INSTRUCTIONS TO FOLLOW
Report the number of lines containing "Français", with no other words.

— Begin —

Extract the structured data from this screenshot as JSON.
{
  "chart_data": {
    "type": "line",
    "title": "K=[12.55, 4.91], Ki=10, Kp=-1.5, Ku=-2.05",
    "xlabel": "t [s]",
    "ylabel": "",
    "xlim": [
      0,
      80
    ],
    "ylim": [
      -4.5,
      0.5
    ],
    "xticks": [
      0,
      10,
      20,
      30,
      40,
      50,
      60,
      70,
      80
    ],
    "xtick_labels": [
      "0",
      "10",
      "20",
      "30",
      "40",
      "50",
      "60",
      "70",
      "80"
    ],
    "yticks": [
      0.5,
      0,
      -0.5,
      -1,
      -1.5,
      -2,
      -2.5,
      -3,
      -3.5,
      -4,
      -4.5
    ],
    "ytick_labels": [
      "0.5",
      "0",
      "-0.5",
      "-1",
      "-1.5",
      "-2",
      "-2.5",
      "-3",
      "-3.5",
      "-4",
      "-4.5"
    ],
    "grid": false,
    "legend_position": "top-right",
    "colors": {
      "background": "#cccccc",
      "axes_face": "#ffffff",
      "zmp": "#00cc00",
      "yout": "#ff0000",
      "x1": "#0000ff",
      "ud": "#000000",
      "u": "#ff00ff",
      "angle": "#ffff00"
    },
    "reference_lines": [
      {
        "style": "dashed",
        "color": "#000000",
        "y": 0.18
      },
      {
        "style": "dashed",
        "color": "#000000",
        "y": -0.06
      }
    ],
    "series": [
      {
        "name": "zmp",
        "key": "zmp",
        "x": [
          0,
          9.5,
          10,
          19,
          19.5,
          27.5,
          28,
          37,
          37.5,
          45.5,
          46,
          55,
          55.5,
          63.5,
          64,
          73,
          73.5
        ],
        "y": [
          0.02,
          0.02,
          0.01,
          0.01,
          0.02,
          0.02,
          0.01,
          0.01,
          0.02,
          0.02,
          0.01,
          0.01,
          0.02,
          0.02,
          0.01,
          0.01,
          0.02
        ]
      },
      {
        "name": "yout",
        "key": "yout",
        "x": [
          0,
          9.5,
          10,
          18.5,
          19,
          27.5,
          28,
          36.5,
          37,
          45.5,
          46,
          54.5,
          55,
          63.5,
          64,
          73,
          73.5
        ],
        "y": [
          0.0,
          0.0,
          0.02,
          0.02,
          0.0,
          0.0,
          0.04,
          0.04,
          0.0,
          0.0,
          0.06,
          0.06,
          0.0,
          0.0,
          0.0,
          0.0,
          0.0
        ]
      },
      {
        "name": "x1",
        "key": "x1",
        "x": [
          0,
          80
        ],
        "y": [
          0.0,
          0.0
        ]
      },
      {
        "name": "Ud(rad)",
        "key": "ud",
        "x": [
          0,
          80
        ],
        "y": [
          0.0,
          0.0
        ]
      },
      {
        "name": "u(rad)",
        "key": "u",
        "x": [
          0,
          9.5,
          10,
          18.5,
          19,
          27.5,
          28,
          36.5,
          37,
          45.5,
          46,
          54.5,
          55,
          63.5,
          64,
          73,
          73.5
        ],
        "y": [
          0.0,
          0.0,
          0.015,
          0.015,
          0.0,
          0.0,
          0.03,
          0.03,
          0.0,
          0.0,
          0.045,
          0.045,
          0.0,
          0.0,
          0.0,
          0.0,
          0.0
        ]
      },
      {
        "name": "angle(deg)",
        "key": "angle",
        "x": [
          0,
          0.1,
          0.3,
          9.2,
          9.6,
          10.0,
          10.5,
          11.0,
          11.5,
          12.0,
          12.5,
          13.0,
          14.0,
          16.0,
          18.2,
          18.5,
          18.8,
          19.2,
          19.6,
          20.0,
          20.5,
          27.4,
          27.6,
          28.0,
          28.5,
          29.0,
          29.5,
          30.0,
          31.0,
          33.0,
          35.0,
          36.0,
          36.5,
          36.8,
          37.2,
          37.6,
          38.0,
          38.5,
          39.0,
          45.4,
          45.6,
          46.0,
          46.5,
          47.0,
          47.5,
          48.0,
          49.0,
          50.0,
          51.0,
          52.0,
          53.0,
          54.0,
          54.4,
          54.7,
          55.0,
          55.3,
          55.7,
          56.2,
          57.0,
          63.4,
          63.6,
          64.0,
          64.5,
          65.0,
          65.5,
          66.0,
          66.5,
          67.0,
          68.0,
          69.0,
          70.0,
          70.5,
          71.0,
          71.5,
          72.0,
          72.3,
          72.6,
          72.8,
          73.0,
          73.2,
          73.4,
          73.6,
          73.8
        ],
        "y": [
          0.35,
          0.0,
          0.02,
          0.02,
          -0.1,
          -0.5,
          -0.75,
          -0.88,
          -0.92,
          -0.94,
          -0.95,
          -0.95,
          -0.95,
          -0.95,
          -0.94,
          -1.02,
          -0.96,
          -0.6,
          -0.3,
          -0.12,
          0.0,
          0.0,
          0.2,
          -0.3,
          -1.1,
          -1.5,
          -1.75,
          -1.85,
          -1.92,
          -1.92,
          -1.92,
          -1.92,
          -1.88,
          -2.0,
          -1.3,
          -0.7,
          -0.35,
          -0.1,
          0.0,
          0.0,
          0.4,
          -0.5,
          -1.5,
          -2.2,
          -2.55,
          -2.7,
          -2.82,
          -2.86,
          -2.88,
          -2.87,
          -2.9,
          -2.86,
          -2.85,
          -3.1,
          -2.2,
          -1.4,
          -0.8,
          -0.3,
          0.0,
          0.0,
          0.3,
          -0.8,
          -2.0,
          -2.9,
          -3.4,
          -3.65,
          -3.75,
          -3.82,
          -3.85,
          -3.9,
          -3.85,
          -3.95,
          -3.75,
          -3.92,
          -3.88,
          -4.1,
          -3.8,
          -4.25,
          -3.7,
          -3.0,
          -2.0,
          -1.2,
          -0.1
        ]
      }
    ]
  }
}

— End —
— Begin —

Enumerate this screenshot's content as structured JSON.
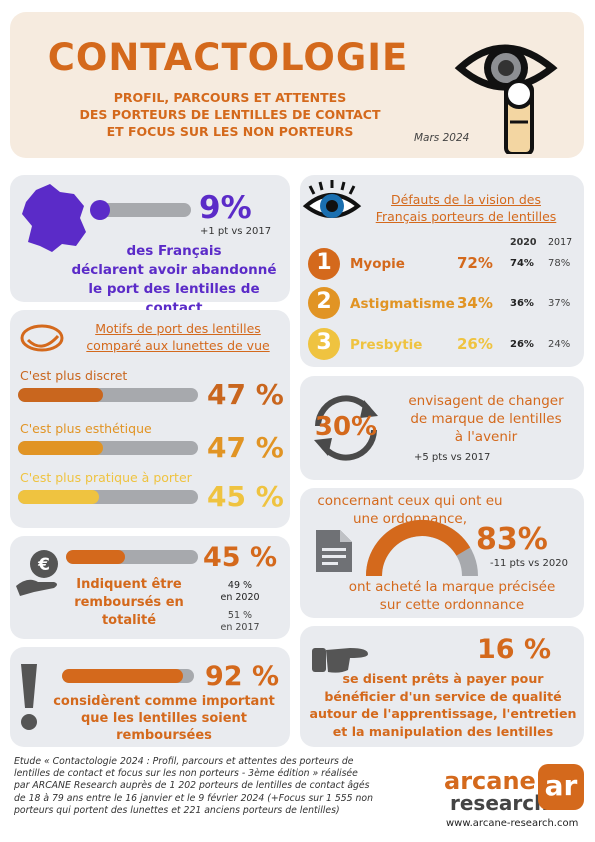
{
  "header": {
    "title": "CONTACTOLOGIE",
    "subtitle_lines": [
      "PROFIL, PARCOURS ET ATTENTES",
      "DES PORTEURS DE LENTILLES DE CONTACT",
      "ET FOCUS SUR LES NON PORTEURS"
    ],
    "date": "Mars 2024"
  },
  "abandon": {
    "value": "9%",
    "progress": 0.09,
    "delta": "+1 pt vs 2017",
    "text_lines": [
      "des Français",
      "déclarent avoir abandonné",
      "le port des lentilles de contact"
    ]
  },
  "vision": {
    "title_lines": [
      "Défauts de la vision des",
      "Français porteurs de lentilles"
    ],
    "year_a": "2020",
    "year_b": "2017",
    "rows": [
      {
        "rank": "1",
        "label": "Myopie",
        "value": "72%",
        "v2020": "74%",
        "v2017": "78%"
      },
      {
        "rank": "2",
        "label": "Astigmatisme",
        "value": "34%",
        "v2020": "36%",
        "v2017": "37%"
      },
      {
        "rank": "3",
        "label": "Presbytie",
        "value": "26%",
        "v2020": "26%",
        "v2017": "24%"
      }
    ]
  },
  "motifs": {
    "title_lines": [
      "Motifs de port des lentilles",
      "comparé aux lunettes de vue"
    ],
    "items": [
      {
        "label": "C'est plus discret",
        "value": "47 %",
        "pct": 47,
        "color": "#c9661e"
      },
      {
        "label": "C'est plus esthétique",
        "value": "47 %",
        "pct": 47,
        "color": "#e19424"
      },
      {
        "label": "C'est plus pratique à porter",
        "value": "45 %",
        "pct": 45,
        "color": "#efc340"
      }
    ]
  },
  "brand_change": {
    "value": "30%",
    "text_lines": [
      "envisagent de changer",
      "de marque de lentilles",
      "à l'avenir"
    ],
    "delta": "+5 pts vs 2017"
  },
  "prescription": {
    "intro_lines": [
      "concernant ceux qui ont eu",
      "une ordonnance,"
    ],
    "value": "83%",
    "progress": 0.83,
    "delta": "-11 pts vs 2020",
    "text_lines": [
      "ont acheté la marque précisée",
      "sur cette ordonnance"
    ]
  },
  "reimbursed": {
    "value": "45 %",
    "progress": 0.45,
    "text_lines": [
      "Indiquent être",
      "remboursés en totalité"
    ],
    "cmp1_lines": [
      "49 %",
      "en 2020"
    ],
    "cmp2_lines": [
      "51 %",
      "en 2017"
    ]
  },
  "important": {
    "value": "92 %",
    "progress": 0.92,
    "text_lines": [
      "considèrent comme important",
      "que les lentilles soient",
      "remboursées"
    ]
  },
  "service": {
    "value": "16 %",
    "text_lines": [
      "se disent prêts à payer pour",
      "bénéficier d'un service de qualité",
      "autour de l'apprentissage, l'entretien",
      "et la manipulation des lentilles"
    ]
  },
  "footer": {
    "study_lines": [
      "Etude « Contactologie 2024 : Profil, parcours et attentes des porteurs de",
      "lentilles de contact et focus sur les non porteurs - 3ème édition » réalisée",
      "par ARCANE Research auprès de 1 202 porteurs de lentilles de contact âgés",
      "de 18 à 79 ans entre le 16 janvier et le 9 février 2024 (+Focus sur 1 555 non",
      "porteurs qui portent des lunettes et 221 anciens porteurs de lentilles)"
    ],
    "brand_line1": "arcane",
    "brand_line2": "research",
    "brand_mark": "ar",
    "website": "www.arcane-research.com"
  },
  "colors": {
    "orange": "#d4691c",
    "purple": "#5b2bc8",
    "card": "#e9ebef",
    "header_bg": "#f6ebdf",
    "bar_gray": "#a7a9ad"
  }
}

— End —

WRITTEN SOLUTION
2